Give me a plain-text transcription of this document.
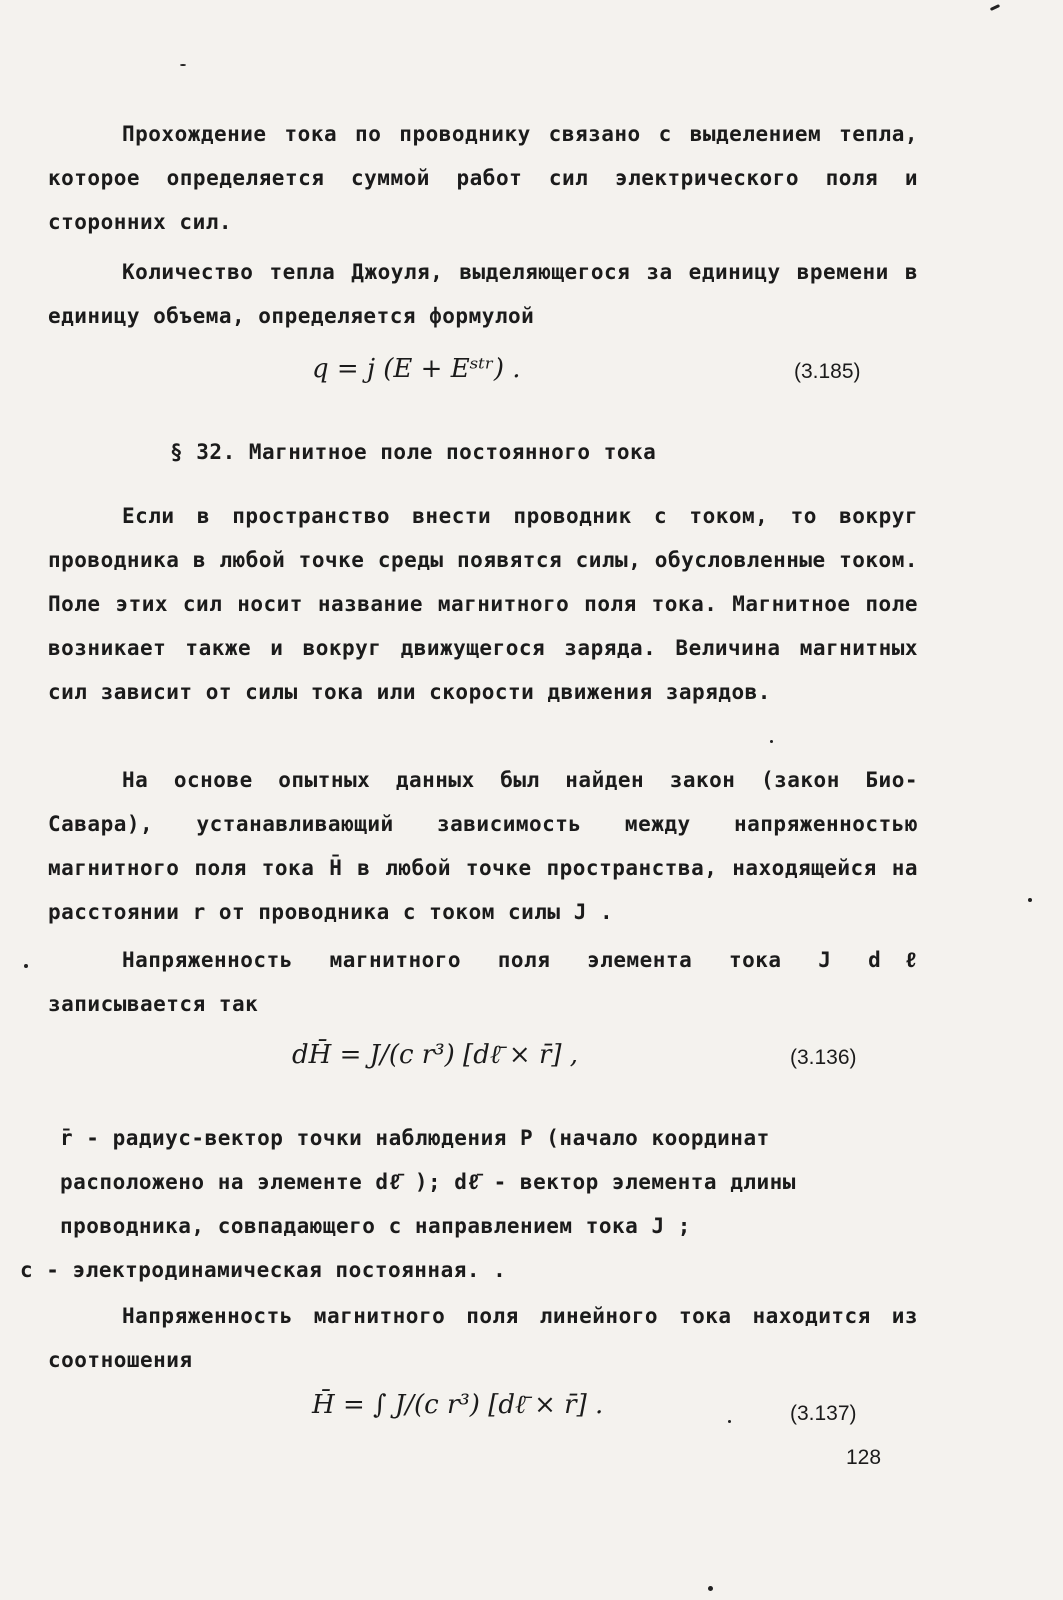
Прохождение тока по проводнику связано с выделением тепла, которое определяется суммой работ сил электрического поля и сторонних сил.

Количество тепла Джоуля, выделяющегося за единицу времени в единицу объема, определяется формулой

q = j (E + Eˢᵗʳ) .	(3.185)
§ 32. Магнитное поле постоянного тока

Если в пространство внести проводник с током, то вокруг проводника в любой точке среды появятся силы, обусловленные током. Поле этих сил носит название магнитного поля тока. Магнитное поле возникает также и вокруг движущегося заряда. Величина магнитных сил зависит от силы тока или скорости движения зарядов.

На основе опытных данных был найден закон (закон Био-Савара), устанавливающий зависимость между напряженностью магнитного поля тока H̄ в любой точке пространства, находящейся на расстоянии r от проводника с током силы J .

Напряженность магнитного поля элемента тока J dℓ записывается так

dH̄ = J/(c r³) [dℓ̄ × r̄] ,	(3.136)
r̄ - радиус-вектор точки наблюдения P (начало координат расположено на элементе dℓ̄ ); dℓ̄ - вектор элемента длины проводника, совпадающего с направлением тока J ;
c - электродинамическая постоянная. .

Напряженность магнитного поля линейного тока находится из соотношения

H̄ = ∫ J/(c r³) [dℓ̄ × r̄] .	(3.137)
128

- **Task statement**
Exclude the pictures and transcribe all of the entries exactly.

- **Response to the task**
Give me a plain-text transcription of this document.
Прохождение тока по проводнику связано с выделением тепла, которое определяется суммой работ сил электрического поля и сторонних сил.

Количество тепла Джоуля, выделяющегося за единицу времени в единицу объема, определяется формулой

q = j (E + Eˢᵗʳ) .	(3.185)
§ 32. Магнитное поле постоянного тока

Если в пространство внести проводник с током, то вокруг проводника в любой точке среды появятся силы, обусловленные током. Поле этих сил носит название магнитного поля тока. Магнитное поле возникает также и вокруг движущегося заряда. Величина магнитных сил зависит от силы тока или скорости движения зарядов.

На основе опытных данных был найден закон (закон Био-Савара), устанавливающий зависимость между напряженностью магнитного поля тока H̄ в любой точке пространства, находящейся на расстоянии r от проводника с током силы J .

Напряженность магнитного поля элемента тока J dℓ записывается так

dH̄ = J/(c r³) [dℓ̄ × r̄] ,	(3.136)
r̄ - радиус-вектор точки наблюдения P (начало координат расположено на элементе dℓ̄ ); dℓ̄ - вектор элемента длины проводника, совпадающего с направлением тока J ;
c - электродинамическая постоянная. .

Напряженность магнитного поля линейного тока находится из соотношения

H̄ = ∫ J/(c r³) [dℓ̄ × r̄] .	(3.137)
128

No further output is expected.